● **RECORDS PROVIDED**:
+-------+

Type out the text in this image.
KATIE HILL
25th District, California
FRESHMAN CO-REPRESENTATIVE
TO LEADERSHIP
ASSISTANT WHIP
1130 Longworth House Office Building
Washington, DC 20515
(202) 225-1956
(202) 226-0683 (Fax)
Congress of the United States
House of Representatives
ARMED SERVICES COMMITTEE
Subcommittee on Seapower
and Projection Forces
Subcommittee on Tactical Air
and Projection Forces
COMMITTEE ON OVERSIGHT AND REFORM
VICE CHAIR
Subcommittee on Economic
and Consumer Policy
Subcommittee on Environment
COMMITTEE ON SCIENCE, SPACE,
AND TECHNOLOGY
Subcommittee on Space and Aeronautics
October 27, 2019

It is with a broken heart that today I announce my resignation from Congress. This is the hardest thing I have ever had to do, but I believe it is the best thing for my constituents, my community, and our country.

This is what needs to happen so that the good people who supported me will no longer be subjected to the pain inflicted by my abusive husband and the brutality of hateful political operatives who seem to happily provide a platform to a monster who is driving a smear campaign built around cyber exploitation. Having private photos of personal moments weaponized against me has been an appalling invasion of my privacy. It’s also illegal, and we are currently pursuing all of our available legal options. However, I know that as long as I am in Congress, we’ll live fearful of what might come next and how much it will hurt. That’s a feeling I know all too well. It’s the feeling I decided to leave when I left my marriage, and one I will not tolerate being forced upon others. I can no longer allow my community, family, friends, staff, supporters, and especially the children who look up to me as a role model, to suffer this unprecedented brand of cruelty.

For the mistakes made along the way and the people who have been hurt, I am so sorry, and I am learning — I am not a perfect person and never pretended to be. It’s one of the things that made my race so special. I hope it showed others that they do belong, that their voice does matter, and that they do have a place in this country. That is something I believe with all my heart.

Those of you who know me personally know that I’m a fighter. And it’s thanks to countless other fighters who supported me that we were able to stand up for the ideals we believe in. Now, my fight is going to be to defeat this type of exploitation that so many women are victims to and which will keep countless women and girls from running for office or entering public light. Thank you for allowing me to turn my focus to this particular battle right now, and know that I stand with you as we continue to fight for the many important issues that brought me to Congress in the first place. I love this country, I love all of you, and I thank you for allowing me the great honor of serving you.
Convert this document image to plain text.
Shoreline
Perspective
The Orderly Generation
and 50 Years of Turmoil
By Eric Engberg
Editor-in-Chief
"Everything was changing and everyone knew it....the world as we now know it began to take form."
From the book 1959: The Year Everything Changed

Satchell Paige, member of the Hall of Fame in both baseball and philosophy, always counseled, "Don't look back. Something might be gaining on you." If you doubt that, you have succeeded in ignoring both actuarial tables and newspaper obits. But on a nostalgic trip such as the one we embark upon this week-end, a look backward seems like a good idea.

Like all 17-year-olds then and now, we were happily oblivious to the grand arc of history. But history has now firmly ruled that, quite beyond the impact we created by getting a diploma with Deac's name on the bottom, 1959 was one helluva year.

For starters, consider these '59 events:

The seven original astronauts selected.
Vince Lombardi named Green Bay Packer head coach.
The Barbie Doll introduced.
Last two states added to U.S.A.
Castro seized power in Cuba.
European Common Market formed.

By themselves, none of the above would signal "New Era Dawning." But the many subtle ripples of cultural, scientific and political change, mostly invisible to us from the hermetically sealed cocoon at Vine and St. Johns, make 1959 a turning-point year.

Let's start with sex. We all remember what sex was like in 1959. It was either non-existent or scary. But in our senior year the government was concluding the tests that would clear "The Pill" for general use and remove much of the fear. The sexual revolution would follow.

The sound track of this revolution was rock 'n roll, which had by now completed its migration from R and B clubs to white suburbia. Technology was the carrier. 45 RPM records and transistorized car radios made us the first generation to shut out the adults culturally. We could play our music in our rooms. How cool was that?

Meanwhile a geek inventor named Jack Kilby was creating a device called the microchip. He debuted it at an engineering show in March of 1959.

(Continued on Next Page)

+-------+

● **INSTRUCTIONS TO FOLLOW**:
Output each entry precisely as given.

● **THE RESULT**:
Type out the text in this image.
KATIE HILL
25th District, California
FRESHMAN CO-REPRESENTATIVE
TO LEADERSHIP
ASSISTANT WHIP
1130 Longworth House Office Building
Washington, DC 20515
(202) 225-1956
(202) 226-0683 (Fax)
Congress of the United States
House of Representatives
ARMED SERVICES COMMITTEE
Subcommittee on Seapower
and Projection Forces
Subcommittee on Tactical Air
and Projection Forces
COMMITTEE ON OVERSIGHT AND REFORM
VICE CHAIR
Subcommittee on Economic
and Consumer Policy
Subcommittee on Environment
COMMITTEE ON SCIENCE, SPACE,
AND TECHNOLOGY
Subcommittee on Space and Aeronautics
October 27, 2019

It is with a broken heart that today I announce my resignation from Congress. This is the hardest thing I have ever had to do, but I believe it is the best thing for my constituents, my community, and our country.

This is what needs to happen so that the good people who supported me will no longer be subjected to the pain inflicted by my abusive husband and the brutality of hateful political operatives who seem to happily provide a platform to a monster who is driving a smear campaign built around cyber exploitation. Having private photos of personal moments weaponized against me has been an appalling invasion of my privacy. It’s also illegal, and we are currently pursuing all of our available legal options. However, I know that as long as I am in Congress, we’ll live fearful of what might come next and how much it will hurt. That’s a feeling I know all too well. It’s the feeling I decided to leave when I left my marriage, and one I will not tolerate being forced upon others. I can no longer allow my community, family, friends, staff, supporters, and especially the children who look up to me as a role model, to suffer this unprecedented brand of cruelty.

For the mistakes made along the way and the people who have been hurt, I am so sorry, and I am learning — I am not a perfect person and never pretended to be. It’s one of the things that made my race so special. I hope it showed others that they do belong, that their voice does matter, and that they do have a place in this country. That is something I believe with all my heart.

Those of you who know me personally know that I’m a fighter. And it’s thanks to countless other fighters who supported me that we were able to stand up for the ideals we believe in. Now, my fight is going to be to defeat this type of exploitation that so many women are victims to and which will keep countless women and girls from running for office or entering public light. Thank you for allowing me to turn my focus to this particular battle right now, and know that I stand with you as we continue to fight for the many important issues that brought me to Congress in the first place. I love this country, I love all of you, and I thank you for allowing me the great honor of serving you.
Convert this document image to plain text.
Shoreline
Perspective
The Orderly Generation
and 50 Years of Turmoil
By Eric Engberg
Editor-in-Chief
"Everything was changing and everyone knew it....the world as we now know it began to take form."
From the book 1959: The Year Everything Changed

Satchell Paige, member of the Hall of Fame in both baseball and philosophy, always counseled, "Don't look back. Something might be gaining on you." If you doubt that, you have succeeded in ignoring both actuarial tables and newspaper obits. But on a nostalgic trip such as the one we embark upon this week-end, a look backward seems like a good idea.

Like all 17-year-olds then and now, we were happily oblivious to the grand arc of history. But history has now firmly ruled that, quite beyond the impact we created by getting a diploma with Deac's name on the bottom, 1959 was one helluva year.

For starters, consider these '59 events:

The seven original astronauts selected.
Vince Lombardi named Green Bay Packer head coach.
The Barbie Doll introduced.
Last two states added to U.S.A.
Castro seized power in Cuba.
European Common Market formed.

By themselves, none of the above would signal "New Era Dawning." But the many subtle ripples of cultural, scientific and political change, mostly invisible to us from the hermetically sealed cocoon at Vine and St. Johns, make 1959 a turning-point year.

Let's start with sex. We all remember what sex was like in 1959. It was either non-existent or scary. But in our senior year the government was concluding the tests that would clear "The Pill" for general use and remove much of the fear. The sexual revolution would follow.

The sound track of this revolution was rock 'n roll, which had by now completed its migration from R and B clubs to white suburbia. Technology was the carrier. 45 RPM records and transistorized car radios made us the first generation to shut out the adults culturally. We could play our music in our rooms. How cool was that?

Meanwhile a geek inventor named Jack Kilby was creating a device called the microchip. He debuted it at an engineering show in March of 1959.

(Continued on Next Page)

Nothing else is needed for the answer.